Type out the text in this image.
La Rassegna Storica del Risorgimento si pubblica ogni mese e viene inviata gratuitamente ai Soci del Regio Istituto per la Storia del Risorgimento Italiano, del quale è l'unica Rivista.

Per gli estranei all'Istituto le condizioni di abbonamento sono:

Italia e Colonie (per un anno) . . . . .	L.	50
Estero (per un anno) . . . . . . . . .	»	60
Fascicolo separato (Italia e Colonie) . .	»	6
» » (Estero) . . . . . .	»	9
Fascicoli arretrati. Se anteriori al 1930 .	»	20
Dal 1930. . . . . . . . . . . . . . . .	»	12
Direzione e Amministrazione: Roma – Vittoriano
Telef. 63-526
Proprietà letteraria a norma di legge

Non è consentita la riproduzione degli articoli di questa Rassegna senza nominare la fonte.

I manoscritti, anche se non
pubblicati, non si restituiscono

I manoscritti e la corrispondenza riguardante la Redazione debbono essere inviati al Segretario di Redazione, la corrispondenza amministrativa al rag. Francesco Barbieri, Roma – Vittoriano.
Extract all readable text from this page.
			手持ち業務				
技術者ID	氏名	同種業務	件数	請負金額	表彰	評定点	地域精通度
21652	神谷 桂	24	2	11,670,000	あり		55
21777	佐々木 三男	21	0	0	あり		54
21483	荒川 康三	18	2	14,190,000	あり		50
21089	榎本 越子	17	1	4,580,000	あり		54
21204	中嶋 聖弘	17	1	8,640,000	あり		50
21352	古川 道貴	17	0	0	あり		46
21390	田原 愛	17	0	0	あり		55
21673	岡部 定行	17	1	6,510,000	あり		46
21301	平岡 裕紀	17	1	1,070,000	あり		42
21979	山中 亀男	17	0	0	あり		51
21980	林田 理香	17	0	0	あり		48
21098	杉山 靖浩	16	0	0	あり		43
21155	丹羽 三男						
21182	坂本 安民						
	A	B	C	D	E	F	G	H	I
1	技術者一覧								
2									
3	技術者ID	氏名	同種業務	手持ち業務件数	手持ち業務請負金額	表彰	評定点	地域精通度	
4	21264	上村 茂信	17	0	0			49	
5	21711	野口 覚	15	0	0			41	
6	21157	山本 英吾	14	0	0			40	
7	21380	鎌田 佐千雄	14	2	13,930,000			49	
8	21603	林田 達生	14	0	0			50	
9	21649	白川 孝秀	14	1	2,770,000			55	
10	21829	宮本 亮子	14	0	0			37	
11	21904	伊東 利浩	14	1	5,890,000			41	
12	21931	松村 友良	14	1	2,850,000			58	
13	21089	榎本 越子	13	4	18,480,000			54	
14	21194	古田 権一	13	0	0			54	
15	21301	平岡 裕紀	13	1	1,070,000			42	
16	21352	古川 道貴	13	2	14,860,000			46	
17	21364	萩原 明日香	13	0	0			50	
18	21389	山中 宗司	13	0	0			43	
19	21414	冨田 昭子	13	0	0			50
•••
### The request
Print out every entry, keeping each one exact.

### Written solution
Type out the text in this image.
La Rassegna Storica del Risorgimento si pubblica ogni mese e viene inviata gratuitamente ai Soci del Regio Istituto per la Storia del Risorgimento Italiano, del quale è l'unica Rivista.

Per gli estranei all'Istituto le condizioni di abbonamento sono:

Italia e Colonie (per un anno) . . . . .	L.	50
Estero (per un anno) . . . . . . . . .	»	60
Fascicolo separato (Italia e Colonie) . .	»	6
» » (Estero) . . . . . .	»	9
Fascicoli arretrati. Se anteriori al 1930 .	»	20
Dal 1930. . . . . . . . . . . . . . . .	»	12
Direzione e Amministrazione: Roma – Vittoriano
Telef. 63-526
Proprietà letteraria a norma di legge

Non è consentita la riproduzione degli articoli di questa Rassegna senza nominare la fonte.

I manoscritti, anche se non
pubblicati, non si restituiscono

I manoscritti e la corrispondenza riguardante la Redazione debbono essere inviati al Segretario di Redazione, la corrispondenza amministrativa al rag. Francesco Barbieri, Roma – Vittoriano.
Extract all readable text from this page.
			手持ち業務				
技術者ID	氏名	同種業務	件数	請負金額	表彰	評定点	地域精通度
21652	神谷 桂	24	2	11,670,000	あり		55
21777	佐々木 三男	21	0	0	あり		54
21483	荒川 康三	18	2	14,190,000	あり		50
21089	榎本 越子	17	1	4,580,000	あり		54
21204	中嶋 聖弘	17	1	8,640,000	あり		50
21352	古川 道貴	17	0	0	あり		46
21390	田原 愛	17	0	0	あり		55
21673	岡部 定行	17	1	6,510,000	あり		46
21301	平岡 裕紀	17	1	1,070,000	あり		42
21979	山中 亀男	17	0	0	あり		51
21980	林田 理香	17	0	0	あり		48
21098	杉山 靖浩	16	0	0	あり		43
21155	丹羽 三男						
21182	坂本 安民						
	A	B	C	D	E	F	G	H	I
1	技術者一覧								
2									
3	技術者ID	氏名	同種業務	手持ち業務件数	手持ち業務請負金額	表彰	評定点	地域精通度	
4	21264	上村 茂信	17	0	0			49	
5	21711	野口 覚	15	0	0			41	
6	21157	山本 英吾	14	0	0			40	
7	21380	鎌田 佐千雄	14	2	13,930,000			49	
8	21603	林田 達生	14	0	0			50	
9	21649	白川 孝秀	14	1	2,770,000			55	
10	21829	宮本 亮子	14	0	0			37	
11	21904	伊東 利浩	14	1	5,890,000			41	
12	21931	松村 友良	14	1	2,850,000			58	
13	21089	榎本 越子	13	4	18,480,000			54	
14	21194	古田 権一	13	0	0			54	
15	21301	平岡 裕紀	13	1	1,070,000			42	
16	21352	古川 道貴	13	2	14,860,000			46	
17	21364	萩原 明日香	13	0	0			50	
18	21389	山中 宗司	13	0	0			43	
19	21414	冨田 昭子	13	0	0			50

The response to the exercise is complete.